# The records:

____

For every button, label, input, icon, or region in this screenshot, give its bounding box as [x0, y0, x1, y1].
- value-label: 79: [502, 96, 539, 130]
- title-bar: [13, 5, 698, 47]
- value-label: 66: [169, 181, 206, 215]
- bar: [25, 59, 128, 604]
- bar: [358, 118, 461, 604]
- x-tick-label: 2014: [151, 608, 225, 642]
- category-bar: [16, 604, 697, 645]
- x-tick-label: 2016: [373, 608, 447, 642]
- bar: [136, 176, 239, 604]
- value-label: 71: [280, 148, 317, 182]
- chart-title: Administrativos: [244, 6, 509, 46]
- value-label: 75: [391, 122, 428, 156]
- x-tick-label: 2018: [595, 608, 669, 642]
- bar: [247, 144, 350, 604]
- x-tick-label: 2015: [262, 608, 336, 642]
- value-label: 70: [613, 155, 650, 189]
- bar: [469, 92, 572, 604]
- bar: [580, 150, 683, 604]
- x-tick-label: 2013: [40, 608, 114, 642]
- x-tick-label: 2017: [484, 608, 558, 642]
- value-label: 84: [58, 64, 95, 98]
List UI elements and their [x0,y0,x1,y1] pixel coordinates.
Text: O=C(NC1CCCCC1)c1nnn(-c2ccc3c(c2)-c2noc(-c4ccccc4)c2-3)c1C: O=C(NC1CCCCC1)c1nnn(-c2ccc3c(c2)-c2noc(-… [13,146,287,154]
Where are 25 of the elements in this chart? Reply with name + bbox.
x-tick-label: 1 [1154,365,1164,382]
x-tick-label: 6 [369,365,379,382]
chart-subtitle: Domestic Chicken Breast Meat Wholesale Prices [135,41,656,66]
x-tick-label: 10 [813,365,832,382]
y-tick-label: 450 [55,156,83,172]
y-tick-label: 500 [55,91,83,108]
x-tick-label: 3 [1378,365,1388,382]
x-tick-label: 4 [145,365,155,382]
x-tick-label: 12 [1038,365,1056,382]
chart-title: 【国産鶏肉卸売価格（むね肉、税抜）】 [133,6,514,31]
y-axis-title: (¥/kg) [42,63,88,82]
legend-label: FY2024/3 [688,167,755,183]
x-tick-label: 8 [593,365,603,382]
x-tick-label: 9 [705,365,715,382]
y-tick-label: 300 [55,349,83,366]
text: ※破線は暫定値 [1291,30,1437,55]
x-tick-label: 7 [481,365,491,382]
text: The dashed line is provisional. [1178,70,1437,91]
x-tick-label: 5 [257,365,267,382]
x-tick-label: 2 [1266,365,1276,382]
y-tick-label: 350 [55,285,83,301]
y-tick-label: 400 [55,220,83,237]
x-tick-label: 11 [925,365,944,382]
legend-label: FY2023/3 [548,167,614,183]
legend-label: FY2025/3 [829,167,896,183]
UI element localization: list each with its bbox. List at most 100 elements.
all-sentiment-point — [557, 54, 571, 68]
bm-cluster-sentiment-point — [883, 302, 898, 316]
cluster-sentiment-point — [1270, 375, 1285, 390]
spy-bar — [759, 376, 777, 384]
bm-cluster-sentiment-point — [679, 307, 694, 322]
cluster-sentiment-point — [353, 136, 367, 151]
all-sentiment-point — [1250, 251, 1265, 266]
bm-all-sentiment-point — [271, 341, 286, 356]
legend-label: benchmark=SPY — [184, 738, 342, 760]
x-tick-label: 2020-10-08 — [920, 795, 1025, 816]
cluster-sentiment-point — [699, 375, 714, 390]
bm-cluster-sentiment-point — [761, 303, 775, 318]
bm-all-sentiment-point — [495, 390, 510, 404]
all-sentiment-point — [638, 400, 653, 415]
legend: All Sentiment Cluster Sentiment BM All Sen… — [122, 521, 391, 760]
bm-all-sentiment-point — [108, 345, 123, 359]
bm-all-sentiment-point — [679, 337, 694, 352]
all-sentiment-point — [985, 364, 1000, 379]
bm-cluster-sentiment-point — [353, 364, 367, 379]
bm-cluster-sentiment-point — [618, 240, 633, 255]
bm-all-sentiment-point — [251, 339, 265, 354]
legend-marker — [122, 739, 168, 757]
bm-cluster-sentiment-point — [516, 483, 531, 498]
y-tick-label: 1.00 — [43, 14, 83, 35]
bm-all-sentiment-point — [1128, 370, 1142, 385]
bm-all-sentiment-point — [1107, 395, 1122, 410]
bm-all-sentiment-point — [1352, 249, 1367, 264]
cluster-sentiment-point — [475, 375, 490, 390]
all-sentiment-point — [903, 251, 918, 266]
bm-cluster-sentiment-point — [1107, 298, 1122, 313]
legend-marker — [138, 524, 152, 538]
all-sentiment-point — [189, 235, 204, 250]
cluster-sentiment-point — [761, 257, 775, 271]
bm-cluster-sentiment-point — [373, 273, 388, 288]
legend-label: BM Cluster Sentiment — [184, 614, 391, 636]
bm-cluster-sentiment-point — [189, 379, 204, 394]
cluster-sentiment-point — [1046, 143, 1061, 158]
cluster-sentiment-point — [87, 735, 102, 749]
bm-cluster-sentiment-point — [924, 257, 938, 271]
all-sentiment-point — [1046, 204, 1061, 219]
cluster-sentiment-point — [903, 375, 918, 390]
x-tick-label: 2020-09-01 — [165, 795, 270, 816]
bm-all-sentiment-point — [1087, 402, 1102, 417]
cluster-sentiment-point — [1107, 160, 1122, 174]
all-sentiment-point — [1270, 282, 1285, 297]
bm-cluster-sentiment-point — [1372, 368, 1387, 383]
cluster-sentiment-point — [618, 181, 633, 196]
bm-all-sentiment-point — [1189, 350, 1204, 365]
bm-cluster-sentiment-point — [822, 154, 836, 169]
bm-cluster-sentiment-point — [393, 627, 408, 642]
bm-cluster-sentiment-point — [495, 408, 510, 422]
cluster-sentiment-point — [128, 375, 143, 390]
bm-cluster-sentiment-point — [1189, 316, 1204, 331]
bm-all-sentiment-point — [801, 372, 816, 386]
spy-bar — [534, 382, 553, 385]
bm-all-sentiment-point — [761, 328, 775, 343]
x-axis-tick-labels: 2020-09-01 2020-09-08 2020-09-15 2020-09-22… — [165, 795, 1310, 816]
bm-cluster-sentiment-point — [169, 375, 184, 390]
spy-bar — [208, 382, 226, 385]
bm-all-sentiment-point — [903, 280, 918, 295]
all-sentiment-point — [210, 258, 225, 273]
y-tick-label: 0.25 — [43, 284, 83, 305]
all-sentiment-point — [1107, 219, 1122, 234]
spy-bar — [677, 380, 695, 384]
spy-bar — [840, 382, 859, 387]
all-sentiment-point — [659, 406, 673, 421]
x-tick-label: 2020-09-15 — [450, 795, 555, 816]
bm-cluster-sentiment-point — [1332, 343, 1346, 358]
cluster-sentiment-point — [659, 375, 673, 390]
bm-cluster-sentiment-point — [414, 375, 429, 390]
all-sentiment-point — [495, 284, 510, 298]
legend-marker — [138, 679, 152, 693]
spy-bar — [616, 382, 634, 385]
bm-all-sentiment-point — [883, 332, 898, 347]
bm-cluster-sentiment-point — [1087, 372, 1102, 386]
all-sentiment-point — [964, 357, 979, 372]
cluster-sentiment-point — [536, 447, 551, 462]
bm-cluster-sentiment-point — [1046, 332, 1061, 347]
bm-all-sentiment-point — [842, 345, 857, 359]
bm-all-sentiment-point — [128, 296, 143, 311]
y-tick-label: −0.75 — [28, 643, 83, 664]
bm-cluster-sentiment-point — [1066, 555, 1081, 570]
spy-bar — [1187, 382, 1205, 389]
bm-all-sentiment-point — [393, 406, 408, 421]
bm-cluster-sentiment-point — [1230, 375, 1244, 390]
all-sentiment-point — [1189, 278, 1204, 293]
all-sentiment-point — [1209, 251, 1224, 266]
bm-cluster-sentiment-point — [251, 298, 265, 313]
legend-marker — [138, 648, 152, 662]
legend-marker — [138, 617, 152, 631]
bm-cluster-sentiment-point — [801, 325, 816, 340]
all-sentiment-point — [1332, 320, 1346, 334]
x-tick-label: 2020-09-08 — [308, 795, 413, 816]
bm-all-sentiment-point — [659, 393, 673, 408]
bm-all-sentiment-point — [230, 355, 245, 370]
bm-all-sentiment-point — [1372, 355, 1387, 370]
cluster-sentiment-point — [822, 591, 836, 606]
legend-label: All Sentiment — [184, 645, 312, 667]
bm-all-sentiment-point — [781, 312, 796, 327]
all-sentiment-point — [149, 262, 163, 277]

____

Convert the listing above into a JSON array of strings, one string per line. Begin at its first line, stop after the line that contains "x-tick-label: 1 [1154,365,1164,382]", and omit any blank lines.

[
  "For every button, label, input, icon, or region in this screenshot, give its bounding box as [x0, y0, x1, y1].",
  "- value-label: 79: [502, 96, 539, 130]",
  "- title-bar: [13, 5, 698, 47]",
  "- value-label: 66: [169, 181, 206, 215]",
  "- bar: [25, 59, 128, 604]",
  "- bar: [358, 118, 461, 604]",
  "- x-tick-label: 2014: [151, 608, 225, 642]",
  "- category-bar: [16, 604, 697, 645]",
  "- x-tick-label: 2016: [373, 608, 447, 642]",
  "- bar: [136, 176, 239, 604]",
  "- value-label: 71: [280, 148, 317, 182]",
  "- chart-title: Administrativos: [244, 6, 509, 46]",
  "- value-label: 75: [391, 122, 428, 156]",
  "- x-tick-label: 2018: [595, 608, 669, 642]",
  "- bar: [247, 144, 350, 604]",
  "- x-tick-label: 2015: [262, 608, 336, 642]",
  "- value-label: 70: [613, 155, 650, 189]",
  "- bar: [469, 92, 572, 604]",
  "- bar: [580, 150, 683, 604]",
  "- x-tick-label: 2013: [40, 608, 114, 642]",
  "- x-tick-label: 2017: [484, 608, 558, 642]",
  "- value-label: 84: [58, 64, 95, 98]",
  "List UI elements and their [x0,y0,x1,y1] pixel coordinates.",
  "Text: O=C(NC1CCCCC1)c1nnn(-c2ccc3c(c2)-c2noc(-c4ccccc4)c2-3)c1C: O=C(NC1CCCCC1)c1nnn(-c2ccc3c(c2)-c2noc(-… [13,146,287,154]",
  "Where are 25 of the elements in this chart? Reply with name + bbox.",
  "x-tick-label: 1 [1154,365,1164,382]"
]